Exactly as written, please set down all of the entries again, with no pictures.

** START OF Records for this exercise **

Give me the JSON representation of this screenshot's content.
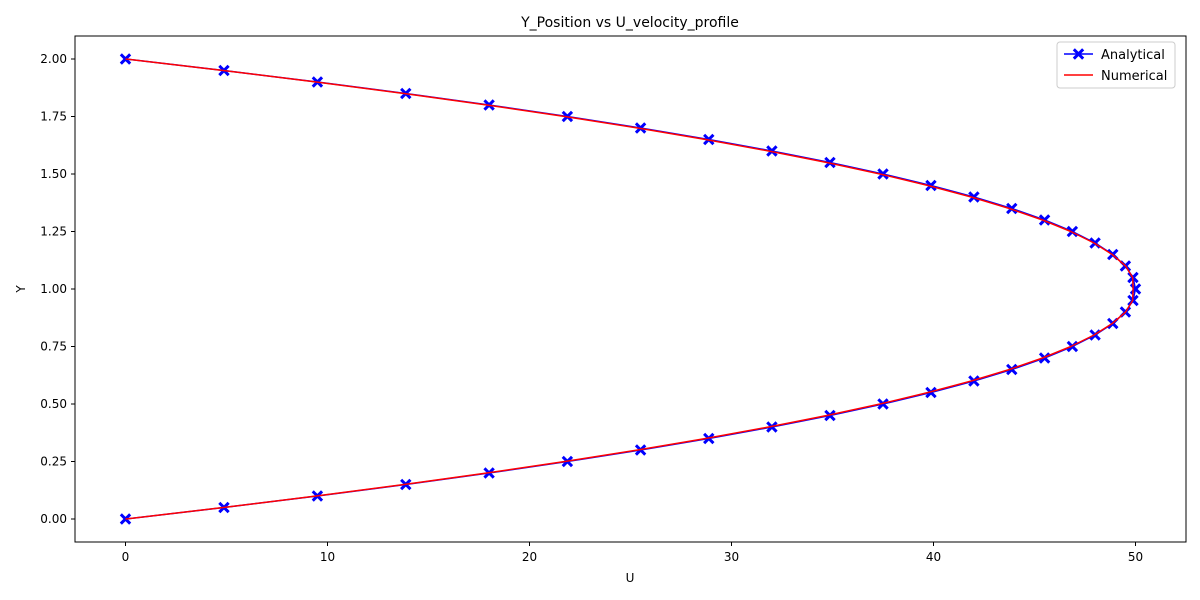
{
  "chart_data": {
    "type": "line",
    "title": "Y_Position vs U_velocity_profile",
    "xlabel": "U",
    "ylabel": "Y",
    "xlim": [
      -2.5,
      52.5
    ],
    "ylim": [
      -0.1,
      2.1
    ],
    "xticks": [
      0,
      10,
      20,
      30,
      40,
      50
    ],
    "xtick_labels": [
      "0",
      "10",
      "20",
      "30",
      "40",
      "50"
    ],
    "yticks": [
      0.0,
      0.25,
      0.5,
      0.75,
      1.0,
      1.25,
      1.5,
      1.75,
      2.0
    ],
    "ytick_labels": [
      "0.00",
      "0.25",
      "0.50",
      "0.75",
      "1.00",
      "1.25",
      "1.50",
      "1.75",
      "2.00"
    ],
    "grid": false,
    "legend_position": "top-right",
    "series": [
      {
        "name": "Analytical",
        "color": "#0000ff",
        "marker": "X",
        "style": "solid",
        "points": [
          [
            0.0,
            0.0
          ],
          [
            4.875,
            0.05
          ],
          [
            9.5,
            0.1
          ],
          [
            13.875,
            0.15
          ],
          [
            18.0,
            0.2
          ],
          [
            21.875,
            0.25
          ],
          [
            25.5,
            0.3
          ],
          [
            28.875,
            0.35
          ],
          [
            32.0,
            0.4
          ],
          [
            34.875,
            0.45
          ],
          [
            37.5,
            0.5
          ],
          [
            39.875,
            0.55
          ],
          [
            42.0,
            0.6
          ],
          [
            43.875,
            0.65
          ],
          [
            45.5,
            0.7
          ],
          [
            46.875,
            0.75
          ],
          [
            48.0,
            0.8
          ],
          [
            48.875,
            0.85
          ],
          [
            49.5,
            0.9
          ],
          [
            49.875,
            0.95
          ],
          [
            50.0,
            1.0
          ],
          [
            49.875,
            1.05
          ],
          [
            49.5,
            1.1
          ],
          [
            48.875,
            1.15
          ],
          [
            48.0,
            1.2
          ],
          [
            46.875,
            1.25
          ],
          [
            45.5,
            1.3
          ],
          [
            43.875,
            1.35
          ],
          [
            42.0,
            1.4
          ],
          [
            39.875,
            1.45
          ],
          [
            37.5,
            1.5
          ],
          [
            34.875,
            1.55
          ],
          [
            32.0,
            1.6
          ],
          [
            28.875,
            1.65
          ],
          [
            25.5,
            1.7
          ],
          [
            21.875,
            1.75
          ],
          [
            18.0,
            1.8
          ],
          [
            13.875,
            1.85
          ],
          [
            9.5,
            1.9
          ],
          [
            4.875,
            1.95
          ],
          [
            0.0,
            2.0
          ]
        ]
      },
      {
        "name": "Numerical",
        "color": "#ff0000",
        "marker": "none",
        "style": "solid",
        "points": [
          [
            0.0,
            0.0
          ],
          [
            4.84,
            0.05
          ],
          [
            9.44,
            0.1
          ],
          [
            13.79,
            0.15
          ],
          [
            17.89,
            0.2
          ],
          [
            21.75,
            0.25
          ],
          [
            25.36,
            0.3
          ],
          [
            28.72,
            0.35
          ],
          [
            31.84,
            0.4
          ],
          [
            34.72,
            0.45
          ],
          [
            37.35,
            0.5
          ],
          [
            39.73,
            0.55
          ],
          [
            41.87,
            0.6
          ],
          [
            43.76,
            0.65
          ],
          [
            45.4,
            0.7
          ],
          [
            46.8,
            0.75
          ],
          [
            47.95,
            0.8
          ],
          [
            48.85,
            0.85
          ],
          [
            49.51,
            0.9
          ],
          [
            49.86,
            0.95
          ],
          [
            49.88,
            1.0
          ],
          [
            49.86,
            1.05
          ],
          [
            49.51,
            1.1
          ],
          [
            48.85,
            1.15
          ],
          [
            47.95,
            1.2
          ],
          [
            46.8,
            1.25
          ],
          [
            45.4,
            1.3
          ],
          [
            43.76,
            1.35
          ],
          [
            41.87,
            1.4
          ],
          [
            39.73,
            1.45
          ],
          [
            37.35,
            1.5
          ],
          [
            34.72,
            1.55
          ],
          [
            31.84,
            1.6
          ],
          [
            28.72,
            1.65
          ],
          [
            25.36,
            1.7
          ],
          [
            21.75,
            1.75
          ],
          [
            17.89,
            1.8
          ],
          [
            13.79,
            1.85
          ],
          [
            9.44,
            1.9
          ],
          [
            4.84,
            1.95
          ],
          [
            0.0,
            2.0
          ]
        ]
      }
    ]
  }
}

** END OF Records for this exercise **

* **Reply to the exercise**:
Give me the JSON representation of this screenshot's content.
{
  "chart_data": {
    "type": "line",
    "title": "Y_Position vs U_velocity_profile",
    "xlabel": "U",
    "ylabel": "Y",
    "xlim": [
      -2.5,
      52.5
    ],
    "ylim": [
      -0.1,
      2.1
    ],
    "xticks": [
      0,
      10,
      20,
      30,
      40,
      50
    ],
    "xtick_labels": [
      "0",
      "10",
      "20",
      "30",
      "40",
      "50"
    ],
    "yticks": [
      0.0,
      0.25,
      0.5,
      0.75,
      1.0,
      1.25,
      1.5,
      1.75,
      2.0
    ],
    "ytick_labels": [
      "0.00",
      "0.25",
      "0.50",
      "0.75",
      "1.00",
      "1.25",
      "1.50",
      "1.75",
      "2.00"
    ],
    "grid": false,
    "legend_position": "top-right",
    "series": [
      {
        "name": "Analytical",
        "color": "#0000ff",
        "marker": "X",
        "style": "solid",
        "points": [
          [
            0.0,
            0.0
          ],
          [
            4.875,
            0.05
          ],
          [
            9.5,
            0.1
          ],
          [
            13.875,
            0.15
          ],
          [
            18.0,
            0.2
          ],
          [
            21.875,
            0.25
          ],
          [
            25.5,
            0.3
          ],
          [
            28.875,
            0.35
          ],
          [
            32.0,
            0.4
          ],
          [
            34.875,
            0.45
          ],
          [
            37.5,
            0.5
          ],
          [
            39.875,
            0.55
          ],
          [
            42.0,
            0.6
          ],
          [
            43.875,
            0.65
          ],
          [
            45.5,
            0.7
          ],
          [
            46.875,
            0.75
          ],
          [
            48.0,
            0.8
          ],
          [
            48.875,
            0.85
          ],
          [
            49.5,
            0.9
          ],
          [
            49.875,
            0.95
          ],
          [
            50.0,
            1.0
          ],
          [
            49.875,
            1.05
          ],
          [
            49.5,
            1.1
          ],
          [
            48.875,
            1.15
          ],
          [
            48.0,
            1.2
          ],
          [
            46.875,
            1.25
          ],
          [
            45.5,
            1.3
          ],
          [
            43.875,
            1.35
          ],
          [
            42.0,
            1.4
          ],
          [
            39.875,
            1.45
          ],
          [
            37.5,
            1.5
          ],
          [
            34.875,
            1.55
          ],
          [
            32.0,
            1.6
          ],
          [
            28.875,
            1.65
          ],
          [
            25.5,
            1.7
          ],
          [
            21.875,
            1.75
          ],
          [
            18.0,
            1.8
          ],
          [
            13.875,
            1.85
          ],
          [
            9.5,
            1.9
          ],
          [
            4.875,
            1.95
          ],
          [
            0.0,
            2.0
          ]
        ]
      },
      {
        "name": "Numerical",
        "color": "#ff0000",
        "marker": "none",
        "style": "solid",
        "points": [
          [
            0.0,
            0.0
          ],
          [
            4.84,
            0.05
          ],
          [
            9.44,
            0.1
          ],
          [
            13.79,
            0.15
          ],
          [
            17.89,
            0.2
          ],
          [
            21.75,
            0.25
          ],
          [
            25.36,
            0.3
          ],
          [
            28.72,
            0.35
          ],
          [
            31.84,
            0.4
          ],
          [
            34.72,
            0.45
          ],
          [
            37.35,
            0.5
          ],
          [
            39.73,
            0.55
          ],
          [
            41.87,
            0.6
          ],
          [
            43.76,
            0.65
          ],
          [
            45.4,
            0.7
          ],
          [
            46.8,
            0.75
          ],
          [
            47.95,
            0.8
          ],
          [
            48.85,
            0.85
          ],
          [
            49.51,
            0.9
          ],
          [
            49.86,
            0.95
          ],
          [
            49.88,
            1.0
          ],
          [
            49.86,
            1.05
          ],
          [
            49.51,
            1.1
          ],
          [
            48.85,
            1.15
          ],
          [
            47.95,
            1.2
          ],
          [
            46.8,
            1.25
          ],
          [
            45.4,
            1.3
          ],
          [
            43.76,
            1.35
          ],
          [
            41.87,
            1.4
          ],
          [
            39.73,
            1.45
          ],
          [
            37.35,
            1.5
          ],
          [
            34.72,
            1.55
          ],
          [
            31.84,
            1.6
          ],
          [
            28.72,
            1.65
          ],
          [
            25.36,
            1.7
          ],
          [
            21.75,
            1.75
          ],
          [
            17.89,
            1.8
          ],
          [
            13.79,
            1.85
          ],
          [
            9.44,
            1.9
          ],
          [
            4.84,
            1.95
          ],
          [
            0.0,
            2.0
          ]
        ]
      }
    ]
  }
}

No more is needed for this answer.